**Written problem**
All of the material below is to be restated word for word, apart from the pictures.

[Stored records]
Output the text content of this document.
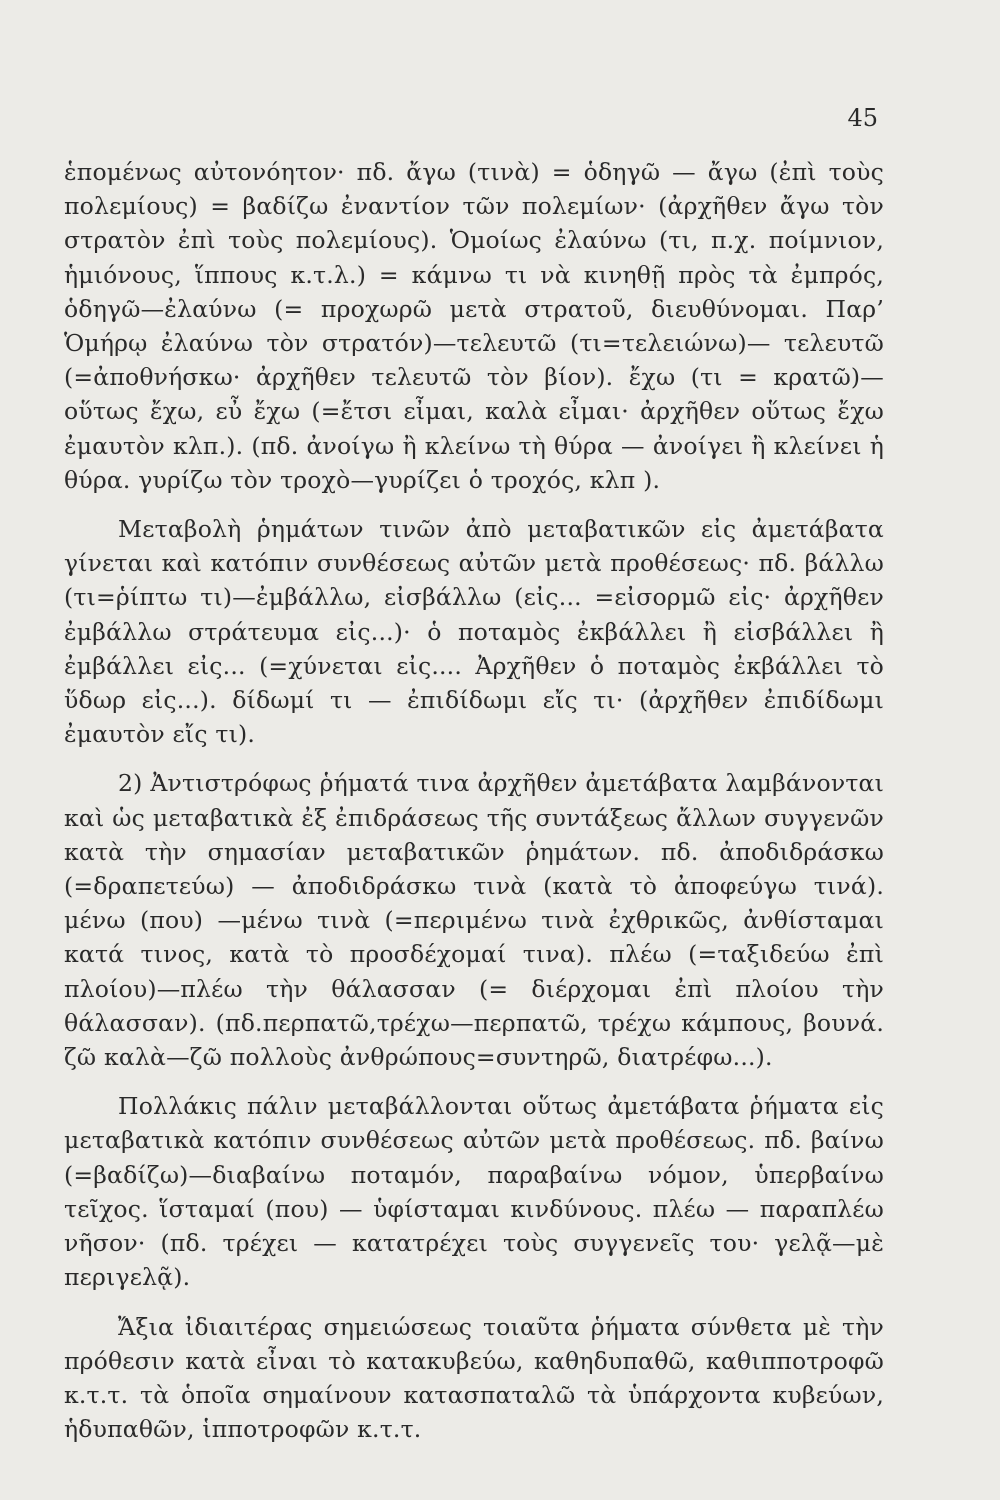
45

ἑπομένως αὐτονόητον· πδ. ἄγω (τινὰ) = ὁδηγῶ — ἄγω (ἐπὶ τοὺς πολεμίους) = βαδίζω ἐναντίον τῶν πολεμίων· (ἀρχῆθεν ἄγω τὸν στρατὸν ἐπὶ τοὺς πολεμίους). Ὁμοίως ἐλαύνω (τι, π.χ. ποίμνιον, ἡμιόνους, ἵππους κ.τ.λ.) = κάμνω τι νὰ κινηθῇ πρὸς τὰ ἐμπρός, ὁδηγῶ—ἐλαύνω (= προχωρῶ μετὰ στρατοῦ, διευθύνομαι. Παρ’ Ὁμήρῳ ἐλαύνω τὸν στρατόν)—τελευτῶ (τι=τελειώνω)— τελευτῶ (=ἀποθνήσκω· ἀρχῆθεν τελευτῶ τὸν βίον). ἔχω (τι = κρατῶ)— οὕτως ἔχω, εὖ ἔχω (=ἔτσι εἶμαι, καλὰ εἶμαι· ἀρχῆθεν οὕτως ἔχω ἐμαυτὸν κλπ.). (πδ. ἀνοίγω ἢ κλείνω τὴ θύρα — ἀνοίγει ἢ κλείνει ἡ θύρα. γυρίζω τὸν τροχὸ—γυρίζει ὁ τροχός, κλπ ).

Μεταβολὴ ῥημάτων τινῶν ἀπὸ μεταβατικῶν εἰς ἀμετάβατα γίνεται καὶ κατόπιν συνθέσεως αὐτῶν μετὰ προθέσεως· πδ. βάλλω (τι=ῥίπτω τι)—ἐμβάλλω, εἰσβάλλω (εἰς... =εἰσορμῶ εἰς· ἀρχῆθεν ἐμβάλλω στράτευμα εἰς...)· ὁ ποταμὸς ἐκβάλλει ἢ εἰσβάλλει ἢ ἐμβάλλει εἰς... (=χύνεται εἰς.... Ἀρχῆθεν ὁ ποταμὸς ἐκβάλλει τὸ ὕδωρ εἰς...). δίδωμί τι — ἐπιδίδωμι εἴς τι· (ἀρχῆθεν ἐπιδίδωμι ἐμαυτὸν εἴς τι).

2) Ἀντιστρόφως ῥήματά τινα ἀρχῆθεν ἀμετάβατα λαμβάνονται καὶ ὡς μεταβατικὰ ἐξ ἐπιδράσεως τῆς συντάξεως ἄλλων συγγενῶν κατὰ τὴν σημασίαν μεταβατικῶν ῥημάτων. πδ. ἀποδιδράσκω (=δραπετεύω) — ἀποδιδράσκω τινὰ (κατὰ τὸ ἀποφεύγω τινά). μένω (που) —μένω τινὰ (=περιμένω τινὰ ἐχθρικῶς, ἀνθίσταμαι κατά τινος, κατὰ τὸ προσδέχομαί τινα). πλέω (=ταξιδεύω ἐπὶ πλοίου)—πλέω τὴν θάλασσαν (= διέρχομαι ἐπὶ πλοίου τὴν θάλασσαν). (πδ.περπατῶ,τρέχω—περπατῶ, τρέχω κάμπους, βουνά. ζῶ καλὰ—ζῶ πολλοὺς ἀνθρώπους=συντηρῶ, διατρέφω...).

Πολλάκις πάλιν μεταβάλλονται οὕτως ἀμετάβατα ῥήματα εἰς μεταβατικὰ κατόπιν συνθέσεως αὐτῶν μετὰ προθέσεως. πδ. βαίνω (=βαδίζω)—διαβαίνω ποταμόν, παραβαίνω νόμον, ὑπερβαίνω τεῖχος. ἵσταμαί (που) — ὑφίσταμαι κινδύνους. πλέω — παραπλέω νῆσον· (πδ. τρέχει — κατατρέχει τοὺς συγγενεῖς του· γελᾷ—μὲ περιγελᾷ).

Ἄξια ἰδιαιτέρας σημειώσεως τοιαῦτα ῥήματα σύνθετα μὲ τὴν πρόθεσιν κατὰ εἶναι τὸ κατακυβεύω, καθηδυπαθῶ, καθιπποτροφῶ κ.τ.τ. τὰ ὁποῖα σημαίνουν κατασπαταλῶ τὰ ὑπάρχοντα κυβεύων, ἡδυπαθῶν, ἱπποτροφῶν κ.τ.τ.
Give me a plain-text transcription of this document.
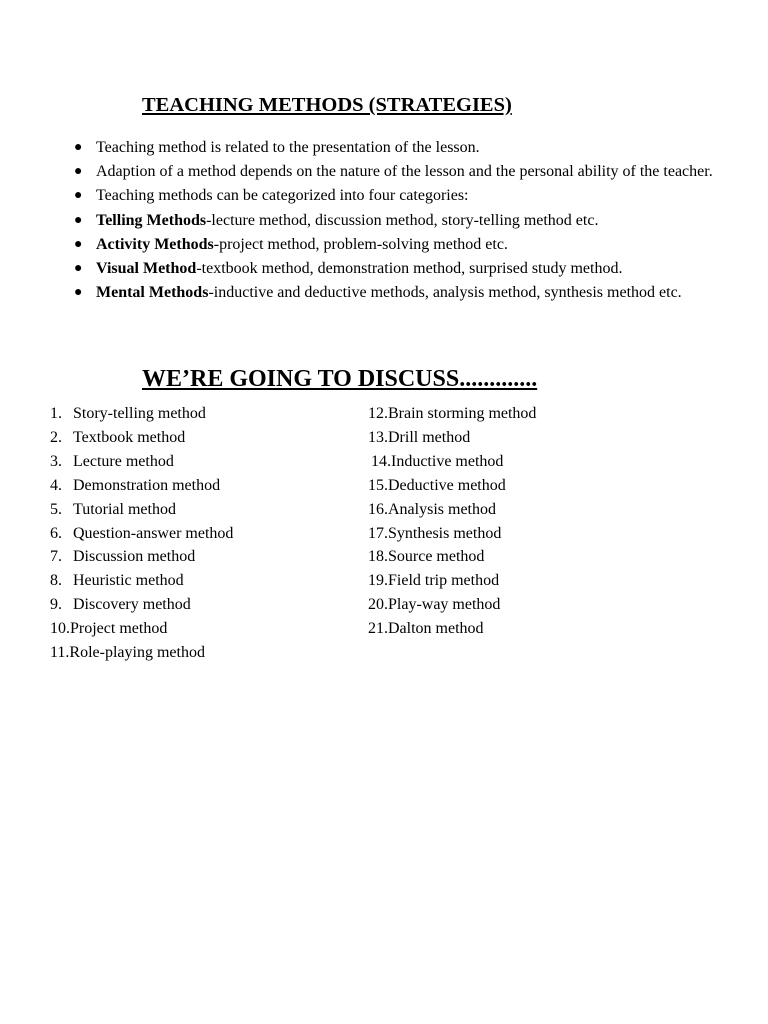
TEACHING METHODS (STRATEGIES)
● Teaching method is related to the presentation of the lesson.
● Adaption of a method depends on the nature of the lesson and the personal ability of the teacher.
● Teaching methods can be categorized into four categories:
● Telling Methods-lecture method, discussion method, story-telling method etc.
● Activity Methods-project method, problem-solving method etc.
● Visual Method-textbook method, demonstration method, surprised study method.
● Mental Methods-inductive and deductive methods, analysis method, synthesis method etc.
WE’RE GOING TO DISCUSS.............
1. Story-telling method
2. Textbook method
3. Lecture method
4. Demonstration method
5. Tutorial method
6. Question-answer method
7. Discussion method
8. Heuristic method
9. Discovery method
10.Project method
11.Role-playing method
12.Brain storming method
13.Drill method
14.Inductive method
15.Deductive method
16.Analysis method
17.Synthesis method
18.Source method
19.Field trip method
20.Play-way method
21.Dalton method
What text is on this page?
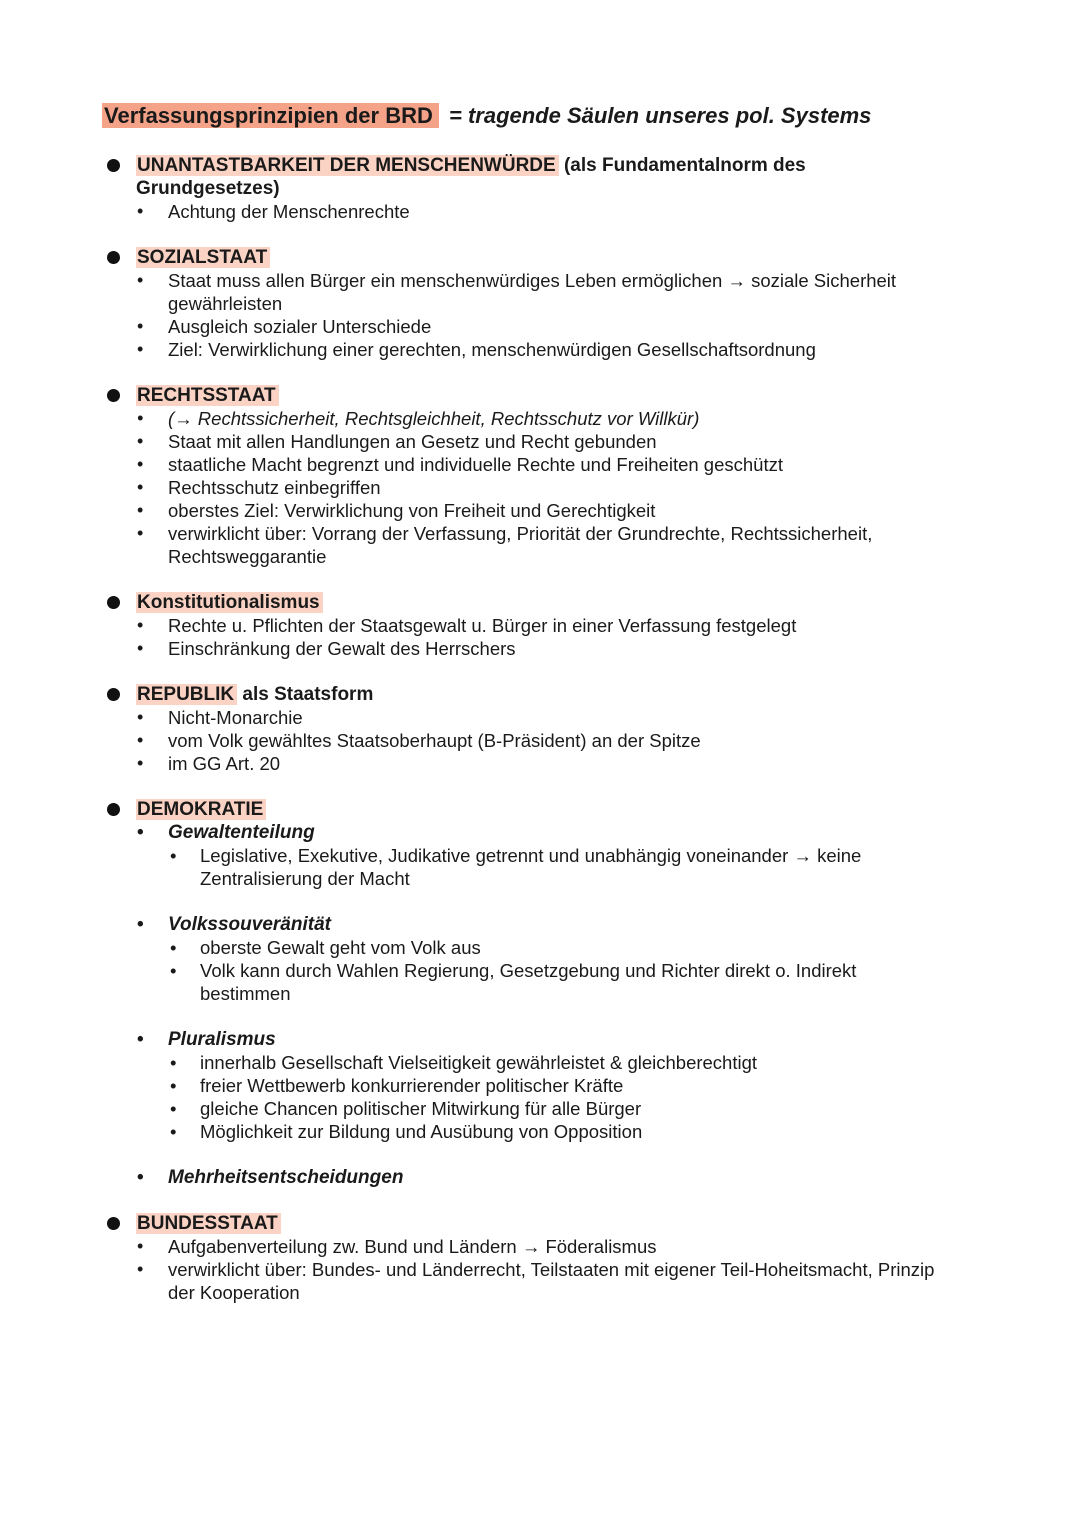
Verfassungsprinzipien der BRD = tragende Säulen unseres pol. Systems
UNANTASTBARKEIT DER MENSCHENWÜRDE (als Fundamentalnorm des Grundgesetzes)
• Achtung der Menschenrechte
SOZIALSTAAT
• Staat muss allen Bürger ein menschenwürdiges Leben ermöglichen → soziale Sicherheit gewährleisten
• Ausgleich sozialer Unterschiede
• Ziel: Verwirklichung einer gerechten, menschenwürdigen Gesellschaftsordnung
RECHTSSTAAT
• (→ Rechtssicherheit, Rechtsgleichheit, Rechtsschutz vor Willkür)
• Staat mit allen Handlungen an Gesetz und Recht gebunden
• staatliche Macht begrenzt und individuelle Rechte und Freiheiten geschützt
• Rechtsschutz einbegriffen
• oberstes Ziel: Verwirklichung von Freiheit und Gerechtigkeit
• verwirklicht über: Vorrang der Verfassung, Priorität der Grundrechte, Rechtssicherheit, Rechtsweggarantie
Konstitutionalismus
• Rechte u. Pflichten der Staatsgewalt u. Bürger in einer Verfassung festgelegt
• Einschränkung der Gewalt des Herrschers
REPUBLIK als Staatsform
• Nicht-Monarchie
• vom Volk gewähltes Staatsoberhaupt (B-Präsident) an der Spitze
• im GG Art. 20
DEMOKRATIE
• Gewaltenteilung
• Legislative, Exekutive, Judikative getrennt und unabhängig voneinander → keine Zentralisierung der Macht
• Volkssouveränität
• oberste Gewalt geht vom Volk aus
• Volk kann durch Wahlen Regierung, Gesetzgebung und Richter direkt o. Indirekt bestimmen
• Pluralismus
• innerhalb Gesellschaft Vielseitigkeit gewährleistet & gleichberechtigt
• freier Wettbewerb konkurrierender politischer Kräfte
• gleiche Chancen politischer Mitwirkung für alle Bürger
• Möglichkeit zur Bildung und Ausübung von Opposition
• Mehrheitsentscheidungen
BUNDESSTAAT
• Aufgabenverteilung zw. Bund und Ländern → Föderalismus
• verwirklicht über: Bundes- und Länderrecht, Teilstaaten mit eigener Teil-Hoheitsmacht, Prinzip der Kooperation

**Finished task**
Output the text content of this document.
45

ἑπομένως αὐτονόητον· πδ. ἄγω (τινὰ) = ὁδηγῶ — ἄγω (ἐπὶ τοὺς πολεμίους) = βαδίζω ἐναντίον τῶν πολεμίων· (ἀρχῆθεν ἄγω τὸν στρατὸν ἐπὶ τοὺς πολεμίους). Ὁμοίως ἐλαύνω (τι, π.χ. ποίμνιον, ἡμιόνους, ἵππους κ.τ.λ.) = κάμνω τι νὰ κινηθῇ πρὸς τὰ ἐμπρός, ὁδηγῶ—ἐλαύνω (= προχωρῶ μετὰ στρατοῦ, διευθύνομαι. Παρ’ Ὁμήρῳ ἐλαύνω τὸν στρατόν)—τελευτῶ (τι=τελειώνω)— τελευτῶ (=ἀποθνήσκω· ἀρχῆθεν τελευτῶ τὸν βίον). ἔχω (τι = κρατῶ)— οὕτως ἔχω, εὖ ἔχω (=ἔτσι εἶμαι, καλὰ εἶμαι· ἀρχῆθεν οὕτως ἔχω ἐμαυτὸν κλπ.). (πδ. ἀνοίγω ἢ κλείνω τὴ θύρα — ἀνοίγει ἢ κλείνει ἡ θύρα. γυρίζω τὸν τροχὸ—γυρίζει ὁ τροχός, κλπ ).

Μεταβολὴ ῥημάτων τινῶν ἀπὸ μεταβατικῶν εἰς ἀμετάβατα γίνεται καὶ κατόπιν συνθέσεως αὐτῶν μετὰ προθέσεως· πδ. βάλλω (τι=ῥίπτω τι)—ἐμβάλλω, εἰσβάλλω (εἰς... =εἰσορμῶ εἰς· ἀρχῆθεν ἐμβάλλω στράτευμα εἰς...)· ὁ ποταμὸς ἐκβάλλει ἢ εἰσβάλλει ἢ ἐμβάλλει εἰς... (=χύνεται εἰς.... Ἀρχῆθεν ὁ ποταμὸς ἐκβάλλει τὸ ὕδωρ εἰς...). δίδωμί τι — ἐπιδίδωμι εἴς τι· (ἀρχῆθεν ἐπιδίδωμι ἐμαυτὸν εἴς τι).

2) Ἀντιστρόφως ῥήματά τινα ἀρχῆθεν ἀμετάβατα λαμβάνονται καὶ ὡς μεταβατικὰ ἐξ ἐπιδράσεως τῆς συντάξεως ἄλλων συγγενῶν κατὰ τὴν σημασίαν μεταβατικῶν ῥημάτων. πδ. ἀποδιδράσκω (=δραπετεύω) — ἀποδιδράσκω τινὰ (κατὰ τὸ ἀποφεύγω τινά). μένω (που) —μένω τινὰ (=περιμένω τινὰ ἐχθρικῶς, ἀνθίσταμαι κατά τινος, κατὰ τὸ προσδέχομαί τινα). πλέω (=ταξιδεύω ἐπὶ πλοίου)—πλέω τὴν θάλασσαν (= διέρχομαι ἐπὶ πλοίου τὴν θάλασσαν). (πδ.περπατῶ,τρέχω—περπατῶ, τρέχω κάμπους, βουνά. ζῶ καλὰ—ζῶ πολλοὺς ἀνθρώπους=συντηρῶ, διατρέφω...).

Πολλάκις πάλιν μεταβάλλονται οὕτως ἀμετάβατα ῥήματα εἰς μεταβατικὰ κατόπιν συνθέσεως αὐτῶν μετὰ προθέσεως. πδ. βαίνω (=βαδίζω)—διαβαίνω ποταμόν, παραβαίνω νόμον, ὑπερβαίνω τεῖχος. ἵσταμαί (που) — ὑφίσταμαι κινδύνους. πλέω — παραπλέω νῆσον· (πδ. τρέχει — κατατρέχει τοὺς συγγενεῖς του· γελᾷ—μὲ περιγελᾷ).

Ἄξια ἰδιαιτέρας σημειώσεως τοιαῦτα ῥήματα σύνθετα μὲ τὴν πρόθεσιν κατὰ εἶναι τὸ κατακυβεύω, καθηδυπαθῶ, καθιπποτροφῶ κ.τ.τ. τὰ ὁποῖα σημαίνουν κατασπαταλῶ τὰ ὑπάρχοντα κυβεύων, ἡδυπαθῶν, ἱπποτροφῶν κ.τ.τ.
Give me a plain-text transcription of this document.
TEACHING METHODS (STRATEGIES)
● Teaching method is related to the presentation of the lesson.
● Adaption of a method depends on the nature of the lesson and the personal ability of the teacher.
● Teaching methods can be categorized into four categories:
● Telling Methods-lecture method, discussion method, story-telling method etc.
● Activity Methods-project method, problem-solving method etc.
● Visual Method-textbook method, demonstration method, surprised study method.
● Mental Methods-inductive and deductive methods, analysis method, synthesis method etc.
WE’RE GOING TO DISCUSS.............
1. Story-telling method
2. Textbook method
3. Lecture method
4. Demonstration method
5. Tutorial method
6. Question-answer method
7. Discussion method
8. Heuristic method
9. Discovery method
10.Project method
11.Role-playing method
12.Brain storming method
13.Drill method
14.Inductive method
15.Deductive method
16.Analysis method
17.Synthesis method
18.Source method
19.Field trip method
20.Play-way method
21.Dalton method
What text is on this page?
Verfassungsprinzipien der BRD = tragende Säulen unseres pol. Systems
UNANTASTBARKEIT DER MENSCHENWÜRDE (als Fundamentalnorm des Grundgesetzes)
• Achtung der Menschenrechte
SOZIALSTAAT
• Staat muss allen Bürger ein menschenwürdiges Leben ermöglichen → soziale Sicherheit gewährleisten
• Ausgleich sozialer Unterschiede
• Ziel: Verwirklichung einer gerechten, menschenwürdigen Gesellschaftsordnung
RECHTSSTAAT
• (→ Rechtssicherheit, Rechtsgleichheit, Rechtsschutz vor Willkür)
• Staat mit allen Handlungen an Gesetz und Recht gebunden
• staatliche Macht begrenzt und individuelle Rechte und Freiheiten geschützt
• Rechtsschutz einbegriffen
• oberstes Ziel: Verwirklichung von Freiheit und Gerechtigkeit
• verwirklicht über: Vorrang der Verfassung, Priorität der Grundrechte, Rechtssicherheit, Rechtsweggarantie
Konstitutionalismus
• Rechte u. Pflichten der Staatsgewalt u. Bürger in einer Verfassung festgelegt
• Einschränkung der Gewalt des Herrschers
REPUBLIK als Staatsform
• Nicht-Monarchie
• vom Volk gewähltes Staatsoberhaupt (B-Präsident) an der Spitze
• im GG Art. 20
DEMOKRATIE
• Gewaltenteilung
• Legislative, Exekutive, Judikative getrennt und unabhängig voneinander → keine Zentralisierung der Macht
• Volkssouveränität
• oberste Gewalt geht vom Volk aus
• Volk kann durch Wahlen Regierung, Gesetzgebung und Richter direkt o. Indirekt bestimmen
• Pluralismus
• innerhalb Gesellschaft Vielseitigkeit gewährleistet & gleichberechtigt
• freier Wettbewerb konkurrierender politischer Kräfte
• gleiche Chancen politischer Mitwirkung für alle Bürger
• Möglichkeit zur Bildung und Ausübung von Opposition
• Mehrheitsentscheidungen
BUNDESSTAAT
• Aufgabenverteilung zw. Bund und Ländern → Föderalismus
• verwirklicht über: Bundes- und Länderrecht, Teilstaaten mit eigener Teil-Hoheitsmacht, Prinzip der Kooperation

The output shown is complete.